Exercise aim: Your task is to repeat the entries exactly. Leave the pictures out.

** Start The input **

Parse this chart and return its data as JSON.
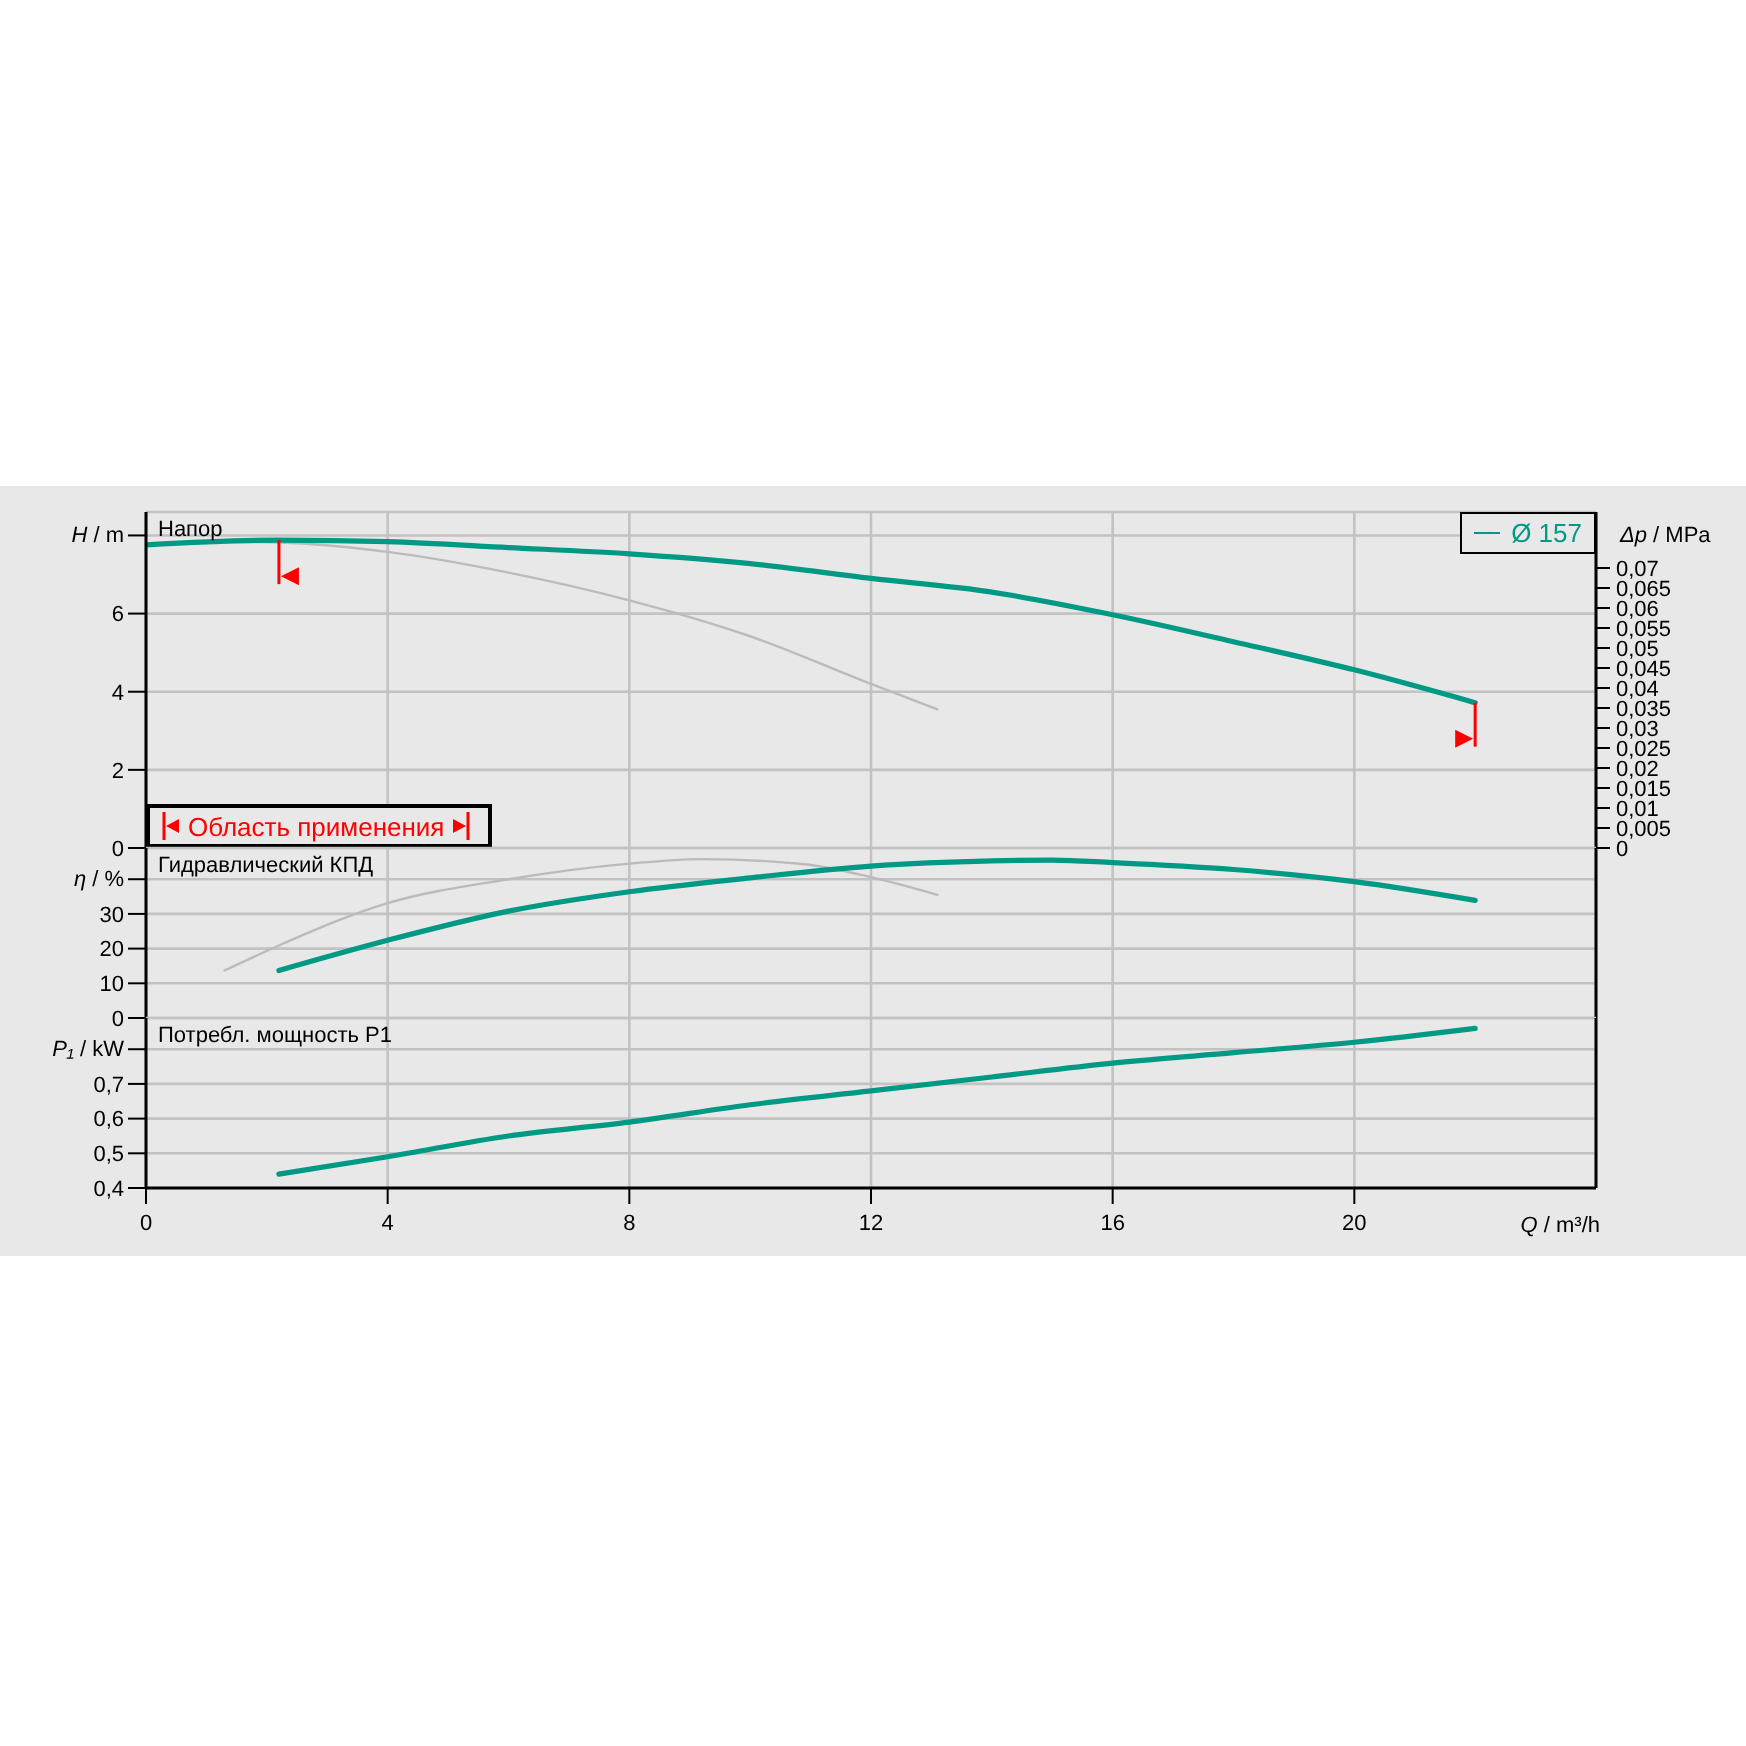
{
  "chart_data": [
    {
      "type": "line",
      "title": "Напор",
      "ylabel": "H / m",
      "y2label": "Δp / MPa",
      "xlim": [
        0,
        24
      ],
      "xticks": [
        0,
        4,
        8,
        12,
        16,
        20
      ],
      "ylim": [
        0,
        8.6
      ],
      "yticks": [
        0,
        2,
        4,
        6,
        {
          "value": 8,
          "label": null
        }
      ],
      "y2lim": [
        0,
        0.084
      ],
      "y2ticks": [
        0,
        {
          "value": 0.005,
          "label": "0,005"
        },
        {
          "value": 0.01,
          "label": "0,01"
        },
        {
          "value": 0.015,
          "label": "0,015"
        },
        {
          "value": 0.02,
          "label": "0,02"
        },
        {
          "value": 0.025,
          "label": "0,025"
        },
        {
          "value": 0.03,
          "label": "0,03"
        },
        {
          "value": 0.035,
          "label": "0,035"
        },
        {
          "value": 0.04,
          "label": "0,04"
        },
        {
          "value": 0.045,
          "label": "0,045"
        },
        {
          "value": 0.05,
          "label": "0,05"
        },
        {
          "value": 0.055,
          "label": "0,055"
        },
        {
          "value": 0.06,
          "label": "0,06"
        },
        {
          "value": 0.065,
          "label": "0,065"
        },
        {
          "value": 0.07,
          "label": "0,07"
        }
      ],
      "grid": true,
      "legend": "top right",
      "tick_labels": "y",
      "ref_lines": [
        {
          "axis": "x",
          "value": 2.2,
          "color": "#ff0000"
        },
        {
          "axis": "x",
          "value": 22,
          "color": "#ff0000"
        }
      ],
      "annotations": [
        "Область применения"
      ],
      "series": [
        {
          "name": "Ø 157",
          "color": "#009a84",
          "x": [
            0,
            2.2,
            4,
            6,
            8,
            10,
            12,
            14,
            16,
            18,
            20,
            22
          ],
          "values": [
            7.76,
            7.88,
            7.84,
            7.69,
            7.53,
            7.28,
            6.9,
            6.55,
            5.97,
            5.28,
            4.56,
            3.72
          ]
        },
        {
          "color": "#bbbbbb",
          "x": [
            1.3,
            2.2,
            4,
            6,
            8,
            10,
            12,
            13.1
          ],
          "values": [
            7.84,
            7.82,
            7.58,
            7.05,
            6.34,
            5.42,
            4.2,
            3.55
          ]
        }
      ]
    },
    {
      "type": "line",
      "title": "Гидравлический КПД",
      "ylabel": "η / %",
      "xlim": [
        0,
        24
      ],
      "xticks": [
        0,
        4,
        8,
        12,
        16,
        20
      ],
      "ylim": [
        0,
        49
      ],
      "yticks": [
        0,
        10,
        20,
        30,
        {
          "value": 40,
          "label": null
        }
      ],
      "grid": true,
      "tick_labels": "y",
      "series": [
        {
          "color": "#009a84",
          "x": [
            2.2,
            4,
            6,
            8,
            10,
            12,
            14,
            15,
            16,
            18,
            20,
            22
          ],
          "values": [
            13.7,
            22.4,
            30.8,
            36.4,
            40.4,
            43.8,
            45.3,
            45.5,
            44.8,
            42.8,
            39.3,
            33.9
          ]
        },
        {
          "color": "#bbbbbb",
          "x": [
            1.3,
            2.2,
            4,
            6,
            8,
            9.2,
            10.9,
            12,
            13.1
          ],
          "values": [
            13.7,
            20.9,
            33.1,
            40,
            44.5,
            45.8,
            44.3,
            40.6,
            35.5
          ]
        }
      ]
    },
    {
      "type": "line",
      "title": "Потребл. мощность P1",
      "ylabel": "P₁ / kW",
      "xlabel": "Q / m³/h",
      "xlim": [
        0,
        24
      ],
      "xticks": [
        0,
        4,
        8,
        12,
        16,
        20
      ],
      "ylim": [
        0.4,
        0.89
      ],
      "yticks": [
        {
          "value": 0.4,
          "label": "0,4"
        },
        {
          "value": 0.5,
          "label": "0,5"
        },
        {
          "value": 0.6,
          "label": "0,6"
        },
        {
          "value": 0.7,
          "label": "0,7"
        },
        {
          "value": 0.8,
          "label": null
        }
      ],
      "grid": true,
      "series": [
        {
          "color": "#009a84",
          "x": [
            2.2,
            4,
            6,
            8,
            10,
            12,
            14,
            16,
            18,
            20,
            22
          ],
          "values": [
            0.44,
            0.49,
            0.55,
            0.59,
            0.64,
            0.68,
            0.72,
            0.76,
            0.79,
            0.82,
            0.86
          ]
        }
      ]
    }
  ]
}
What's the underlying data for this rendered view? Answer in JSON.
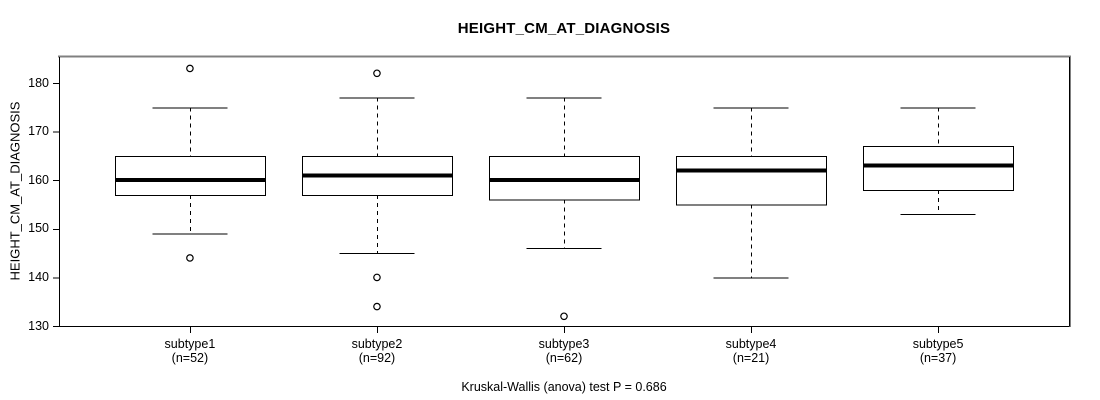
{
  "chart_data": {
    "type": "boxplot",
    "title": "HEIGHT_CM_AT_DIAGNOSIS",
    "ylabel": "HEIGHT_CM_AT_DIAGNOSIS",
    "footer": "Kruskal-Wallis (anova) test P = 0.686",
    "ylim": [
      130,
      185
    ],
    "yticks": [
      130,
      140,
      150,
      160,
      170,
      180
    ],
    "grid": false,
    "legend": "none",
    "colors": {
      "line": "#000000",
      "panel_top_border": "#808080",
      "panel_right_shadow": "#808080",
      "background": "#ffffff",
      "box_fill": "#ffffff"
    },
    "groups": [
      {
        "label": "subtype1",
        "n_label": "(n=52)",
        "n": 52,
        "whisker_low": 149,
        "q1": 157,
        "median": 160,
        "q3": 165,
        "whisker_high": 175,
        "outliers": [
          183,
          144
        ]
      },
      {
        "label": "subtype2",
        "n_label": "(n=92)",
        "n": 92,
        "whisker_low": 145,
        "q1": 157,
        "median": 161,
        "q3": 165,
        "whisker_high": 177,
        "outliers": [
          182,
          140,
          134
        ]
      },
      {
        "label": "subtype3",
        "n_label": "(n=62)",
        "n": 62,
        "whisker_low": 146,
        "q1": 156,
        "median": 160,
        "q3": 165,
        "whisker_high": 177,
        "outliers": [
          132
        ]
      },
      {
        "label": "subtype4",
        "n_label": "(n=21)",
        "n": 21,
        "whisker_low": 140,
        "q1": 155,
        "median": 162,
        "q3": 165,
        "whisker_high": 175,
        "outliers": []
      },
      {
        "label": "subtype5",
        "n_label": "(n=37)",
        "n": 37,
        "whisker_low": 153,
        "q1": 158,
        "median": 163,
        "q3": 167,
        "whisker_high": 175,
        "outliers": []
      }
    ]
  }
}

** End The input **

Output below:
Parse this chart and return its data as JSON.
{
  "chart_data": [
    {
      "type": "line",
      "title": "Напор",
      "ylabel": "H / m",
      "y2label": "Δp / MPa",
      "xlim": [
        0,
        24
      ],
      "xticks": [
        0,
        4,
        8,
        12,
        16,
        20
      ],
      "ylim": [
        0,
        8.6
      ],
      "yticks": [
        0,
        2,
        4,
        6,
        {
          "value": 8,
          "label": null
        }
      ],
      "y2lim": [
        0,
        0.084
      ],
      "y2ticks": [
        0,
        {
          "value": 0.005,
          "label": "0,005"
        },
        {
          "value": 0.01,
          "label": "0,01"
        },
        {
          "value": 0.015,
          "label": "0,015"
        },
        {
          "value": 0.02,
          "label": "0,02"
        },
        {
          "value": 0.025,
          "label": "0,025"
        },
        {
          "value": 0.03,
          "label": "0,03"
        },
        {
          "value": 0.035,
          "label": "0,035"
        },
        {
          "value": 0.04,
          "label": "0,04"
        },
        {
          "value": 0.045,
          "label": "0,045"
        },
        {
          "value": 0.05,
          "label": "0,05"
        },
        {
          "value": 0.055,
          "label": "0,055"
        },
        {
          "value": 0.06,
          "label": "0,06"
        },
        {
          "value": 0.065,
          "label": "0,065"
        },
        {
          "value": 0.07,
          "label": "0,07"
        }
      ],
      "grid": true,
      "legend": "top right",
      "tick_labels": "y",
      "ref_lines": [
        {
          "axis": "x",
          "value": 2.2,
          "color": "#ff0000"
        },
        {
          "axis": "x",
          "value": 22,
          "color": "#ff0000"
        }
      ],
      "annotations": [
        "Область применения"
      ],
      "series": [
        {
          "name": "Ø 157",
          "color": "#009a84",
          "x": [
            0,
            2.2,
            4,
            6,
            8,
            10,
            12,
            14,
            16,
            18,
            20,
            22
          ],
          "values": [
            7.76,
            7.88,
            7.84,
            7.69,
            7.53,
            7.28,
            6.9,
            6.55,
            5.97,
            5.28,
            4.56,
            3.72
          ]
        },
        {
          "color": "#bbbbbb",
          "x": [
            1.3,
            2.2,
            4,
            6,
            8,
            10,
            12,
            13.1
          ],
          "values": [
            7.84,
            7.82,
            7.58,
            7.05,
            6.34,
            5.42,
            4.2,
            3.55
          ]
        }
      ]
    },
    {
      "type": "line",
      "title": "Гидравлический КПД",
      "ylabel": "η / %",
      "xlim": [
        0,
        24
      ],
      "xticks": [
        0,
        4,
        8,
        12,
        16,
        20
      ],
      "ylim": [
        0,
        49
      ],
      "yticks": [
        0,
        10,
        20,
        30,
        {
          "value": 40,
          "label": null
        }
      ],
      "grid": true,
      "tick_labels": "y",
      "series": [
        {
          "color": "#009a84",
          "x": [
            2.2,
            4,
            6,
            8,
            10,
            12,
            14,
            15,
            16,
            18,
            20,
            22
          ],
          "values": [
            13.7,
            22.4,
            30.8,
            36.4,
            40.4,
            43.8,
            45.3,
            45.5,
            44.8,
            42.8,
            39.3,
            33.9
          ]
        },
        {
          "color": "#bbbbbb",
          "x": [
            1.3,
            2.2,
            4,
            6,
            8,
            9.2,
            10.9,
            12,
            13.1
          ],
          "values": [
            13.7,
            20.9,
            33.1,
            40,
            44.5,
            45.8,
            44.3,
            40.6,
            35.5
          ]
        }
      ]
    },
    {
      "type": "line",
      "title": "Потребл. мощность P1",
      "ylabel": "P₁ / kW",
      "xlabel": "Q / m³/h",
      "xlim": [
        0,
        24
      ],
      "xticks": [
        0,
        4,
        8,
        12,
        16,
        20
      ],
      "ylim": [
        0.4,
        0.89
      ],
      "yticks": [
        {
          "value": 0.4,
          "label": "0,4"
        },
        {
          "value": 0.5,
          "label": "0,5"
        },
        {
          "value": 0.6,
          "label": "0,6"
        },
        {
          "value": 0.7,
          "label": "0,7"
        },
        {
          "value": 0.8,
          "label": null
        }
      ],
      "grid": true,
      "series": [
        {
          "color": "#009a84",
          "x": [
            2.2,
            4,
            6,
            8,
            10,
            12,
            14,
            16,
            18,
            20,
            22
          ],
          "values": [
            0.44,
            0.49,
            0.55,
            0.59,
            0.64,
            0.68,
            0.72,
            0.76,
            0.79,
            0.82,
            0.86
          ]
        }
      ]
    }
  ]
}
What's the underlying data for this rendered view? Answer in JSON.
{
  "chart_data": {
    "type": "boxplot",
    "title": "HEIGHT_CM_AT_DIAGNOSIS",
    "ylabel": "HEIGHT_CM_AT_DIAGNOSIS",
    "footer": "Kruskal-Wallis (anova) test P = 0.686",
    "ylim": [
      130,
      185
    ],
    "yticks": [
      130,
      140,
      150,
      160,
      170,
      180
    ],
    "grid": false,
    "legend": "none",
    "colors": {
      "line": "#000000",
      "panel_top_border": "#808080",
      "panel_right_shadow": "#808080",
      "background": "#ffffff",
      "box_fill": "#ffffff"
    },
    "groups": [
      {
        "label": "subtype1",
        "n_label": "(n=52)",
        "n": 52,
        "whisker_low": 149,
        "q1": 157,
        "median": 160,
        "q3": 165,
        "whisker_high": 175,
        "outliers": [
          183,
          144
        ]
      },
      {
        "label": "subtype2",
        "n_label": "(n=92)",
        "n": 92,
        "whisker_low": 145,
        "q1": 157,
        "median": 161,
        "q3": 165,
        "whisker_high": 177,
        "outliers": [
          182,
          140,
          134
        ]
      },
      {
        "label": "subtype3",
        "n_label": "(n=62)",
        "n": 62,
        "whisker_low": 146,
        "q1": 156,
        "median": 160,
        "q3": 165,
        "whisker_high": 177,
        "outliers": [
          132
        ]
      },
      {
        "label": "subtype4",
        "n_label": "(n=21)",
        "n": 21,
        "whisker_low": 140,
        "q1": 155,
        "median": 162,
        "q3": 165,
        "whisker_high": 175,
        "outliers": []
      },
      {
        "label": "subtype5",
        "n_label": "(n=37)",
        "n": 37,
        "whisker_low": 153,
        "q1": 158,
        "median": 163,
        "q3": 167,
        "whisker_high": 175,
        "outliers": []
      }
    ]
  }
}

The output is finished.